'''

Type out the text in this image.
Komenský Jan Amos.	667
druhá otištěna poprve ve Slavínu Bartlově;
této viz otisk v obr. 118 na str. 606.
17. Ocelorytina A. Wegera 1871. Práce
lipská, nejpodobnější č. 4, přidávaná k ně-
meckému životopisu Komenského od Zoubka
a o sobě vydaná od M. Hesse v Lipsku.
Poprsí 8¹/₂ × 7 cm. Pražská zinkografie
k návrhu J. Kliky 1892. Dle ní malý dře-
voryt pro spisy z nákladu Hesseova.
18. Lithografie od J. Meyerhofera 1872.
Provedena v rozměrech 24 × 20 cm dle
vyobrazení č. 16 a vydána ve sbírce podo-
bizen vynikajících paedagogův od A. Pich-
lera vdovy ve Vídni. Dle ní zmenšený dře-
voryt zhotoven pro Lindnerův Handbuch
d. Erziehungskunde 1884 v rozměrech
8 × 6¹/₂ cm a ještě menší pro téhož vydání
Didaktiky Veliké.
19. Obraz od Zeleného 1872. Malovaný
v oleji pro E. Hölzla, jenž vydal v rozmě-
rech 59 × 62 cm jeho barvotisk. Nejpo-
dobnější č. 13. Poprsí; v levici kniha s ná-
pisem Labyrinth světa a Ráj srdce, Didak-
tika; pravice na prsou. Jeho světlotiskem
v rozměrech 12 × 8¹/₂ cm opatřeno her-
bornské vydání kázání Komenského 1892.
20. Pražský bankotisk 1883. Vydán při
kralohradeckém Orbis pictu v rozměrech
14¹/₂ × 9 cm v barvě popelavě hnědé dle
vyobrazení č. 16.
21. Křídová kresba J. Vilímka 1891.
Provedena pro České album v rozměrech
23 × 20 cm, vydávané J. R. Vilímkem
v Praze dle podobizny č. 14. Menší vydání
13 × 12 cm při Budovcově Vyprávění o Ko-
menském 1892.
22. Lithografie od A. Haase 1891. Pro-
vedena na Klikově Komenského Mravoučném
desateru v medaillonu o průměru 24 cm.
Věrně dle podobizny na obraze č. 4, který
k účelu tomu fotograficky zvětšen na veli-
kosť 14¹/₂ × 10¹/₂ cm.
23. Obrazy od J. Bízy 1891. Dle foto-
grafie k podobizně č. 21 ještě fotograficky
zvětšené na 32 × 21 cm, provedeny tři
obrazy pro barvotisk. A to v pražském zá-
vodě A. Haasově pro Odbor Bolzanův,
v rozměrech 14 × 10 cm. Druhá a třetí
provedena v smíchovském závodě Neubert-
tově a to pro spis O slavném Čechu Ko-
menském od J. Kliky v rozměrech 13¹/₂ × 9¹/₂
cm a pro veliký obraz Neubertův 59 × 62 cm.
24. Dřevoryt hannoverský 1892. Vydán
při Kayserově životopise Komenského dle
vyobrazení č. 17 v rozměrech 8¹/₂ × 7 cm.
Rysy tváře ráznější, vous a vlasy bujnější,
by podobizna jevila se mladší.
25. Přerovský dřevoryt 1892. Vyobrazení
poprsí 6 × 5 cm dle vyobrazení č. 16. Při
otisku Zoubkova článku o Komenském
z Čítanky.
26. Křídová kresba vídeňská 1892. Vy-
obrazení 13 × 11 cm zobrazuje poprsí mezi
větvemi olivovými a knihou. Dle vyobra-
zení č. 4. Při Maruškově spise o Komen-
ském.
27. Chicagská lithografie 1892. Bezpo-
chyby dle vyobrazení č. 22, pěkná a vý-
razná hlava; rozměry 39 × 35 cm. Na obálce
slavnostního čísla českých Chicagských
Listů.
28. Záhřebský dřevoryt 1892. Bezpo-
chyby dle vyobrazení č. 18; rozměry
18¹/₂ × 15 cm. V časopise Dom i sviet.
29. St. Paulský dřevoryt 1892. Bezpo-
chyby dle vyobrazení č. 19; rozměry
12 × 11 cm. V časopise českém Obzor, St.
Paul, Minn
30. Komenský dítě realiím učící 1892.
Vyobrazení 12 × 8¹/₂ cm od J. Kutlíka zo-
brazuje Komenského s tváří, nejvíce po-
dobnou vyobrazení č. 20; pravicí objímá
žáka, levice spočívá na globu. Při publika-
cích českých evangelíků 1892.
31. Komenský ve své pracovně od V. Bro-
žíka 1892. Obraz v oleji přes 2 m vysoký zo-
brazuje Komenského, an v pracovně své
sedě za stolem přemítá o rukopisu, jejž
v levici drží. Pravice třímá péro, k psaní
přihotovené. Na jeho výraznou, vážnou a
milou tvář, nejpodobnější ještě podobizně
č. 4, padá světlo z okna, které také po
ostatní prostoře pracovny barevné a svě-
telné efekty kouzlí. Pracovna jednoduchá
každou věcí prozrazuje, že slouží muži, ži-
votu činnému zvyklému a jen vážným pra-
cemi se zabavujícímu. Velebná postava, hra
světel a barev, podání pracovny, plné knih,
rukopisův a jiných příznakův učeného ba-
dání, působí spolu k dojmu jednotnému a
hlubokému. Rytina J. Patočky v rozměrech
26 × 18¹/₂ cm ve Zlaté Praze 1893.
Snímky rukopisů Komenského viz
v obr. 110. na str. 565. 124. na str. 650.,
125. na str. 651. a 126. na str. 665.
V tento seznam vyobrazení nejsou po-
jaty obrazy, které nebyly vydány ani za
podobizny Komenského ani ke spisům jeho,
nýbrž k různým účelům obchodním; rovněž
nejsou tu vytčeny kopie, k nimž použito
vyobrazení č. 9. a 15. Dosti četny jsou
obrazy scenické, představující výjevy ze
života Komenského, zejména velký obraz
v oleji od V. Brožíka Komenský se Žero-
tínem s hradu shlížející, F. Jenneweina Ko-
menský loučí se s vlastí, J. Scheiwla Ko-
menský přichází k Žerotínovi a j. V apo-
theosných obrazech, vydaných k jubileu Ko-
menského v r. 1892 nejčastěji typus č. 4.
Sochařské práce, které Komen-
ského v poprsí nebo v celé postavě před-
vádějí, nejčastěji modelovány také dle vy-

'''

Directive:
Give back all the data exactly as written.

Response to this task:
Type out the text in this image.
Komenský Jan Amos.	667
druhá otištěna poprve ve Slavínu Bartlově;
této viz otisk v obr. 118 na str. 606.
17. Ocelorytina A. Wegera 1871. Práce
lipská, nejpodobnější č. 4, přidávaná k ně-
meckému životopisu Komenského od Zoubka
a o sobě vydaná od M. Hesse v Lipsku.
Poprsí 8¹/₂ × 7 cm. Pražská zinkografie
k návrhu J. Kliky 1892. Dle ní malý dře-
voryt pro spisy z nákladu Hesseova.
18. Lithografie od J. Meyerhofera 1872.
Provedena v rozměrech 24 × 20 cm dle
vyobrazení č. 16 a vydána ve sbírce podo-
bizen vynikajících paedagogův od A. Pich-
lera vdovy ve Vídni. Dle ní zmenšený dře-
voryt zhotoven pro Lindnerův Handbuch
d. Erziehungskunde 1884 v rozměrech
8 × 6¹/₂ cm a ještě menší pro téhož vydání
Didaktiky Veliké.
19. Obraz od Zeleného 1872. Malovaný
v oleji pro E. Hölzla, jenž vydal v rozmě-
rech 59 × 62 cm jeho barvotisk. Nejpo-
dobnější č. 13. Poprsí; v levici kniha s ná-
pisem Labyrinth světa a Ráj srdce, Didak-
tika; pravice na prsou. Jeho světlotiskem
v rozměrech 12 × 8¹/₂ cm opatřeno her-
bornské vydání kázání Komenského 1892.
20. Pražský bankotisk 1883. Vydán při
kralohradeckém Orbis pictu v rozměrech
14¹/₂ × 9 cm v barvě popelavě hnědé dle
vyobrazení č. 16.
21. Křídová kresba J. Vilímka 1891.
Provedena pro České album v rozměrech
23 × 20 cm, vydávané J. R. Vilímkem
v Praze dle podobizny č. 14. Menší vydání
13 × 12 cm při Budovcově Vyprávění o Ko-
menském 1892.
22. Lithografie od A. Haase 1891. Pro-
vedena na Klikově Komenského Mravoučném
desateru v medaillonu o průměru 24 cm.
Věrně dle podobizny na obraze č. 4, který
k účelu tomu fotograficky zvětšen na veli-
kosť 14¹/₂ × 10¹/₂ cm.
23. Obrazy od J. Bízy 1891. Dle foto-
grafie k podobizně č. 21 ještě fotograficky
zvětšené na 32 × 21 cm, provedeny tři
obrazy pro barvotisk. A to v pražském zá-
vodě A. Haasově pro Odbor Bolzanův,
v rozměrech 14 × 10 cm. Druhá a třetí
provedena v smíchovském závodě Neubert-
tově a to pro spis O slavném Čechu Ko-
menském od J. Kliky v rozměrech 13¹/₂ × 9¹/₂
cm a pro veliký obraz Neubertův 59 × 62 cm.
24. Dřevoryt hannoverský 1892. Vydán
při Kayserově životopise Komenského dle
vyobrazení č. 17 v rozměrech 8¹/₂ × 7 cm.
Rysy tváře ráznější, vous a vlasy bujnější,
by podobizna jevila se mladší.
25. Přerovský dřevoryt 1892. Vyobrazení
poprsí 6 × 5 cm dle vyobrazení č. 16. Při
otisku Zoubkova článku o Komenském
z Čítanky.
26. Křídová kresba vídeňská 1892. Vy-
obrazení 13 × 11 cm zobrazuje poprsí mezi
větvemi olivovými a knihou. Dle vyobra-
zení č. 4. Při Maruškově spise o Komen-
ském.
27. Chicagská lithografie 1892. Bezpo-
chyby dle vyobrazení č. 22, pěkná a vý-
razná hlava; rozměry 39 × 35 cm. Na obálce
slavnostního čísla českých Chicagských
Listů.
28. Záhřebský dřevoryt 1892. Bezpo-
chyby dle vyobrazení č. 18; rozměry
18¹/₂ × 15 cm. V časopise Dom i sviet.
29. St. Paulský dřevoryt 1892. Bezpo-
chyby dle vyobrazení č. 19; rozměry
12 × 11 cm. V časopise českém Obzor, St.
Paul, Minn
30. Komenský dítě realiím učící 1892.
Vyobrazení 12 × 8¹/₂ cm od J. Kutlíka zo-
brazuje Komenského s tváří, nejvíce po-
dobnou vyobrazení č. 20; pravicí objímá
žáka, levice spočívá na globu. Při publika-
cích českých evangelíků 1892.
31. Komenský ve své pracovně od V. Bro-
žíka 1892. Obraz v oleji přes 2 m vysoký zo-
brazuje Komenského, an v pracovně své
sedě za stolem přemítá o rukopisu, jejž
v levici drží. Pravice třímá péro, k psaní
přihotovené. Na jeho výraznou, vážnou a
milou tvář, nejpodobnější ještě podobizně
č. 4, padá světlo z okna, které také po
ostatní prostoře pracovny barevné a svě-
telné efekty kouzlí. Pracovna jednoduchá
každou věcí prozrazuje, že slouží muži, ži-
votu činnému zvyklému a jen vážným pra-
cemi se zabavujícímu. Velebná postava, hra
světel a barev, podání pracovny, plné knih,
rukopisův a jiných příznakův učeného ba-
dání, působí spolu k dojmu jednotnému a
hlubokému. Rytina J. Patočky v rozměrech
26 × 18¹/₂ cm ve Zlaté Praze 1893.
Snímky rukopisů Komenského viz
v obr. 110. na str. 565. 124. na str. 650.,
125. na str. 651. a 126. na str. 665.
V tento seznam vyobrazení nejsou po-
jaty obrazy, které nebyly vydány ani za
podobizny Komenského ani ke spisům jeho,
nýbrž k různým účelům obchodním; rovněž
nejsou tu vytčeny kopie, k nimž použito
vyobrazení č. 9. a 15. Dosti četny jsou
obrazy scenické, představující výjevy ze
života Komenského, zejména velký obraz
v oleji od V. Brožíka Komenský se Žero-
tínem s hradu shlížející, F. Jenneweina Ko-
menský loučí se s vlastí, J. Scheiwla Ko-
menský přichází k Žerotínovi a j. V apo-
theosných obrazech, vydaných k jubileu Ko-
menského v r. 1892 nejčastěji typus č. 4.
Sochařské práce, které Komen-
ského v poprsí nebo v celé postavě před-
vádějí, nejčastěji modelovány také dle vy-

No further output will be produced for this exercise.